> **EXCERPT**:
Content starts
Treatment follows guidelines as for DLBCL otherwise. There will usually be residual lesions in the medistinum even after 6 or 8 CHOP-rituximab cycles, and many patients must be considered for irradiation of these lesions. The role of radiation therapy in treatment of PMBCL is still uncertain, and since patients are often young, late toxicity in the form of cardiotoxicity and secondary cancer is significant. As a practical solution to this dilemma, radiation therapy should be avoided in patients in CR or CRu. Patients with PR but without sign of vital tumor (by biopsy or PET) are considered for radiation therapy (tumor-directed) after 6 cycles, when the cumulative anthracycline dose is still low at the time of radiotherapy. The total dose may be reduced to 32-36 Gy, and hyperfractionated treatment in fractions of 1.8 Gy is a possibility.

Burkitt's lymphoma

Treatment of Burkitt's lymphoma in adults 18-55 years follows the GM-ALL B-ALL/NHL 2002 protocol.

In this protocol, radiotherapy is recommended on residual tumor after 6 cycles (CRu and PR) with 36 Gy. Patients in CR will continue after 6 cycles, but initial mediastinal tumor or CNS involvement will be irradiated to the mediastinum to 36 Gy or total brain with 24 Gy. Patients in CR after 6 cycles, but initial extranodal involvement may be considered for consolidating radiotherapy to these areas, but this is not specified in the protocol. Patients with stage I or II without mediastinal tumor and without extranodal involvement which are in CR after 4 cycles should not have radiotherapy.

T-cell non-Hodgkin lymphomas

T-lymphoblastic leukemia/lymphoma

These patients are treated from ALL protocols where use of radiotherapy is often specified. For many patients, radiotherapy will not play a role in treatment. Radiotherapy is appropriate for CNS manifestations in combination with other CNS-directed treatment or as part of CNS prophylaxis for certain subgroups of patients. Radiotherapy for the testicles with testicular involvement is debated. Total body irradiation is also appropriate for some patients who are candidates for stem cell transplantation. There are retrospective data indicating the mediastinum should be irradiated with initial tumor involvement, probably also when CR is reached with chemotherapy. The dose should be upward to 30 - 36 Gy, but at Oslo University Hospital a maximum of 2 Gy x 15 after HMAS is used.
Content ends
> **WHAT YOU NEED TO DO**:
(A) Answer these questions using the lymphoma treatment excerpt:
(i) To what total dose may radiation therapy for PMBCL be reduced?
(ii) Which protocol is followed for Burkitt's lymphoma in adults aged 18-55 years?
(iii) What maximum radiation dose is used at Oslo University Hospital after HMAS?
(B) Return the part of the lymphoma treatment excerpt that opens with the words containing "Treatment follows guidelines" and closes with "Gy is a possibility.".
(C) Resume the lymphoma treatment excerpt after its last sentence.

(Page segmentation data)
Content starts
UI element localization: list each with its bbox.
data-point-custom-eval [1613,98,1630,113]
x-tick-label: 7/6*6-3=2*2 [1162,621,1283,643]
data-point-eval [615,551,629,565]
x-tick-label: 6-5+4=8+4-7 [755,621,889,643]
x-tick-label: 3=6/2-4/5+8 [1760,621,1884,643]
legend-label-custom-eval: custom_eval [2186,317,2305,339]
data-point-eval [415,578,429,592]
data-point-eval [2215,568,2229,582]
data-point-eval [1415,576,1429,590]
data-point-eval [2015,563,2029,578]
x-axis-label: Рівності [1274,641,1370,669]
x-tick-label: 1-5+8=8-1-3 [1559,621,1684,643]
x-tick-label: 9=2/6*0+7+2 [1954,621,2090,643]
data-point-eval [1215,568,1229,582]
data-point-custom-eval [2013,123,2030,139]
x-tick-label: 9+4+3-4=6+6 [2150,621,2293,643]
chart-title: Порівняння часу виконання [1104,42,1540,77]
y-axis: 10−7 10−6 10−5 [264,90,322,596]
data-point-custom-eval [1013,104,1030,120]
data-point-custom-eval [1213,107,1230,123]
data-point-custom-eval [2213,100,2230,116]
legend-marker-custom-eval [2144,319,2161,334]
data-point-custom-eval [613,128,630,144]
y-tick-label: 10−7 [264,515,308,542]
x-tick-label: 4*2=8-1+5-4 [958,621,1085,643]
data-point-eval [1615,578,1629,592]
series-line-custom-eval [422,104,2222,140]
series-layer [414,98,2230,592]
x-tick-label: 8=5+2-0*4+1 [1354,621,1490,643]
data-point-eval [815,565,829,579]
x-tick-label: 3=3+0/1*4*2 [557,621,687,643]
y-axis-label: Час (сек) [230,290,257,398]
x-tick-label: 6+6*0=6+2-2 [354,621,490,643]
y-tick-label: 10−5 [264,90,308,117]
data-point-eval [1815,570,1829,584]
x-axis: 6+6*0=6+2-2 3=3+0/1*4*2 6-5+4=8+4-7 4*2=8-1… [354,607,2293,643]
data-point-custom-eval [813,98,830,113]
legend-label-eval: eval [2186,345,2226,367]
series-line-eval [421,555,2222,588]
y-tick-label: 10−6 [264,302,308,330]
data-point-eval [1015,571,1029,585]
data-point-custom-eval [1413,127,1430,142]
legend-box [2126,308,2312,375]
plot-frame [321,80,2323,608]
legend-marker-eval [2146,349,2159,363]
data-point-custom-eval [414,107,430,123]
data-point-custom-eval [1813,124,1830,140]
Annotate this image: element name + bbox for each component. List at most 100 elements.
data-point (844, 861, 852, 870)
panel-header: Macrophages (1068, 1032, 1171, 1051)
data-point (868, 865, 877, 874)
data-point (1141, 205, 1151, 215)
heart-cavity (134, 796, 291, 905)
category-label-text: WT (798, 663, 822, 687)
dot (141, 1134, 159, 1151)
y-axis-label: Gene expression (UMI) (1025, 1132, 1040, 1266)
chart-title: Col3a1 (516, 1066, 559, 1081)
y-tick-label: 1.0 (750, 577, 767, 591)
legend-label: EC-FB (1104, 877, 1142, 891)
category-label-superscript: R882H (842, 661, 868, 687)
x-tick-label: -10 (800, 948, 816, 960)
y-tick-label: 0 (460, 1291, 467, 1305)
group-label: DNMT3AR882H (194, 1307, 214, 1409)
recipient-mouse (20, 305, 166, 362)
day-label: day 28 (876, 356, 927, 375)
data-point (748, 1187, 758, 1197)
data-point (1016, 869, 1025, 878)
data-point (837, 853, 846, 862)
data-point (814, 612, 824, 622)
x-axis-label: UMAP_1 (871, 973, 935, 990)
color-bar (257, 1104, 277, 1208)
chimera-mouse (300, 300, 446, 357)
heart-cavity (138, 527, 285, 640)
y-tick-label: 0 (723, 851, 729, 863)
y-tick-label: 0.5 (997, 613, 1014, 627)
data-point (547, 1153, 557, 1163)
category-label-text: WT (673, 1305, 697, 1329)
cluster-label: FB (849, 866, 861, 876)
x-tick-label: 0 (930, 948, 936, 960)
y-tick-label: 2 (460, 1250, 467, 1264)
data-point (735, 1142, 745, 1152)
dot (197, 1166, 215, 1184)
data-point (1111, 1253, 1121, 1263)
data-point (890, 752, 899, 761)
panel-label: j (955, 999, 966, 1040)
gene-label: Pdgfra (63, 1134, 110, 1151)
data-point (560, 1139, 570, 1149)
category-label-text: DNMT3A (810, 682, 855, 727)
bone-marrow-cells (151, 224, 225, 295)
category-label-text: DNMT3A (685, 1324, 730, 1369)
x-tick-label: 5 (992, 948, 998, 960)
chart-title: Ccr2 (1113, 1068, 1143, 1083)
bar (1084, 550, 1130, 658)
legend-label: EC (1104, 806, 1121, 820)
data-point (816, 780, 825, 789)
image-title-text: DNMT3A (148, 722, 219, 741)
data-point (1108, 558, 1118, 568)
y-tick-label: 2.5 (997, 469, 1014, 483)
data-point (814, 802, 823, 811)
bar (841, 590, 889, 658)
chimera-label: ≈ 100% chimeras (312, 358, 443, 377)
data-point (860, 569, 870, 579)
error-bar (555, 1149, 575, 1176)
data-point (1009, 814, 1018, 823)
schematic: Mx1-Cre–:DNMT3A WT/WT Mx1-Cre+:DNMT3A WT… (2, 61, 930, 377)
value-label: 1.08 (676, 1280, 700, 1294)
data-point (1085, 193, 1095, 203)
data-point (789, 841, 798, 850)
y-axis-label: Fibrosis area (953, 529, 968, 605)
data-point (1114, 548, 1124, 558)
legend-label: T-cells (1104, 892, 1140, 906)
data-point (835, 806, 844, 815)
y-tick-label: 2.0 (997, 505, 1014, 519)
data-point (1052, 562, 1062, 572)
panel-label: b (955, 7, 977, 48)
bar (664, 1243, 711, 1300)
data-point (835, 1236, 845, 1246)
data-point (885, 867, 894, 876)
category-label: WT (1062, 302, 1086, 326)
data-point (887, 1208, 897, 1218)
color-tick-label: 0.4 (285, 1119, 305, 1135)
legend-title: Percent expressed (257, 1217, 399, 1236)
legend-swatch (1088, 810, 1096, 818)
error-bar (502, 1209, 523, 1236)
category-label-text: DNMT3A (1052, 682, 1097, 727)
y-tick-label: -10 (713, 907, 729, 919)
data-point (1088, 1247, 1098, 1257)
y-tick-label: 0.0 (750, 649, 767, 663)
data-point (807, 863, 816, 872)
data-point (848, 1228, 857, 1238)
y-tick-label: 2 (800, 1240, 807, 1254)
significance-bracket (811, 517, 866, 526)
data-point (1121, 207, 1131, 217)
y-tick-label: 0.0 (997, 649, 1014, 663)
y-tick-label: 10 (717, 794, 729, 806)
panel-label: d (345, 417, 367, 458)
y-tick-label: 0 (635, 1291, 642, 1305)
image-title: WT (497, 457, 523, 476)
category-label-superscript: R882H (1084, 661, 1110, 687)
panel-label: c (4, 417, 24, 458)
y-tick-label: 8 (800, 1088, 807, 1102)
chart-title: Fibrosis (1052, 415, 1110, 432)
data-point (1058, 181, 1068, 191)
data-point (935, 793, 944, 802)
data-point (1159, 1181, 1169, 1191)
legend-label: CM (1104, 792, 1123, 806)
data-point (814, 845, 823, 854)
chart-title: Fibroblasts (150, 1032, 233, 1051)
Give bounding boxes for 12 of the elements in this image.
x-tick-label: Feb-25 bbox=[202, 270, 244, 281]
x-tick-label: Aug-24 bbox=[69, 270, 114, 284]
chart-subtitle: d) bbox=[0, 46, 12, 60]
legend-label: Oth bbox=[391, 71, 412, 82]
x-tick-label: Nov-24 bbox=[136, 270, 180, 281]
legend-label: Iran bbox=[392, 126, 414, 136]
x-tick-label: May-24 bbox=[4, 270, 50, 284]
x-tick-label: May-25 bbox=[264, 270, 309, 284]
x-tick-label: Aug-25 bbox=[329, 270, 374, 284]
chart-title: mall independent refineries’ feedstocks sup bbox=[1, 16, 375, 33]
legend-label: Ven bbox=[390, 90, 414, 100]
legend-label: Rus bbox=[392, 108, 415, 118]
Content ends
> **YOUR WRITTEN ANSWERS**:
(A)
(i) 32-36 Gy
(ii) The GM-ALL B-ALL/NHL 2002 protocol
(iii) 2 Gy x 15

(B)
Treatment follows guidelines as for DLBCL otherwise. There will usually be residual lesions in the medistinum even after 6 or 8 CHOP-rituximab cycles, and many patients must be considered for irradiation of these lesions. The role of radiation therapy in treatment of PMBCL is still uncertain, and since patients are often young, late toxicity in the form of cardiotoxicity and secondary cancer is significant. As a practical solution to this dilemma, radiation therapy should be avoided in patients in CR or CRu. Patients with PR but without sign of vital tumor (by biopsy or PET) are considered for radiation therapy (tumor-directed) after 6 cycles, when the cumulative anthracycline dose is still low at the time of radiotherapy. The total dose may be reduced to 32-36 Gy, and hyperfractionated treatment in fractions of 1.8 Gy is a possibility.

(C)
With irradiation of the mediastinum, it is often normal to define the intial tumor volume with a 1 cm margin in the craniocaudal direction. In the transveral plane, the residual tumor after chemotherapy is used as the basis (balloon effect), but the entire mediastinum/hilum is normally modeled in the CTV in the transversal plane. Margins are allowed for internal movement of the mediastinum. Modifications may be appropriate with tumor which has infiltrated for example the lungs or thoracic wall. Modifications may also be necessary to avoid too large a dose to organs at risk. It is often necessary to deviate from irradiation of the entire original craniocaudal mass and instead focus of the location of the residual tumor. 

Mature T/NK-cell lymphomas

Aggressive T/NK-lymphomas (peripheral T-cell lymphomas without closer specification, anaplastic large cell T/0 cell lymphoma, etc.) rarely occur in localized stages (stage I/PeI – II1/PeII1). If this is the case, they may be treated according to guidelines analagous to confined stages of DLBCL. It may then be appropriate to irradiate to the involved field as for DLBCL. Standard fractionation is 2 Gy x 20.

For patients with advanced disease, radiation therapy to residual lesions is considered after adequate chemotherapy. Considerations are the same as for DLBCL.

Special extranodal lymphoma localizations

Primary PCNSL lymphomas

Radiotherapy to the brain, especially with PCNS lymphomas enhances dementia. Newer protocols strive to avoid or postpone radiotherapy until possible recurrence. When radiotherapy is indicated, 2 Gy x 20 is given to the total brain field.